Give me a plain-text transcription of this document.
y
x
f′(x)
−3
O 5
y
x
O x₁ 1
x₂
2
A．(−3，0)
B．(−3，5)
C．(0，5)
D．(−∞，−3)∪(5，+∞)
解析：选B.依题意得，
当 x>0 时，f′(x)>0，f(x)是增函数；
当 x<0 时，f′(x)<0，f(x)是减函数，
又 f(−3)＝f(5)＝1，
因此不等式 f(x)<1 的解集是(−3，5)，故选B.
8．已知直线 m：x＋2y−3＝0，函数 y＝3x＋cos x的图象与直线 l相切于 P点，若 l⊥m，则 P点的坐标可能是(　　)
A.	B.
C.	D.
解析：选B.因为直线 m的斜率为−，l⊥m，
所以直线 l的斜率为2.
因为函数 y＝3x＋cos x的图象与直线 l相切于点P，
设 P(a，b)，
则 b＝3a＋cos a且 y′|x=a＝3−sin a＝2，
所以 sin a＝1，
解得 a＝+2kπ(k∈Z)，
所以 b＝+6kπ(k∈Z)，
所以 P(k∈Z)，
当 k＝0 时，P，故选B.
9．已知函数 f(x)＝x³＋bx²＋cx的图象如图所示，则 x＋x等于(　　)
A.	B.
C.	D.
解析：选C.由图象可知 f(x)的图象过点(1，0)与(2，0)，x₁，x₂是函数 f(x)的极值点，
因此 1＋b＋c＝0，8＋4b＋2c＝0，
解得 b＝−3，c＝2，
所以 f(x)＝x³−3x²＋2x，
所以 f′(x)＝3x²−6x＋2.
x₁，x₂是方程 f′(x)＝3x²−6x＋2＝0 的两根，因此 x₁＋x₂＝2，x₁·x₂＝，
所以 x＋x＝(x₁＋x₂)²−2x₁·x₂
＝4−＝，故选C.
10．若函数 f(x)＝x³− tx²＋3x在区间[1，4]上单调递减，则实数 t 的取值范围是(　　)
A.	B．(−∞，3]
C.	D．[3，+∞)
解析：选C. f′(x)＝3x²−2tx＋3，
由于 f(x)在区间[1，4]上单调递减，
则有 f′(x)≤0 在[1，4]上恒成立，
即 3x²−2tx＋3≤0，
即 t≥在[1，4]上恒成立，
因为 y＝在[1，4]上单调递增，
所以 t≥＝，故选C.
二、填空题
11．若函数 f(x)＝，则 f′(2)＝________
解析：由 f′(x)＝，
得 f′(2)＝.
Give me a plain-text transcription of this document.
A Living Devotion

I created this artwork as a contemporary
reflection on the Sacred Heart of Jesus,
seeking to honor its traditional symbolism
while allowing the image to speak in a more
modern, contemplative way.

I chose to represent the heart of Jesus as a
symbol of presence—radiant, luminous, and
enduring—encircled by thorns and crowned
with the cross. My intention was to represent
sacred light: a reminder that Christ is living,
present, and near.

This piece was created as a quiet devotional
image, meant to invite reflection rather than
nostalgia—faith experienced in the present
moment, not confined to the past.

+ + + + + + +

All lines in the data that contain the word "reflection" should be copied.

reflection on the Sacred Heart of Jesus,
image, meant to invite reflection rather than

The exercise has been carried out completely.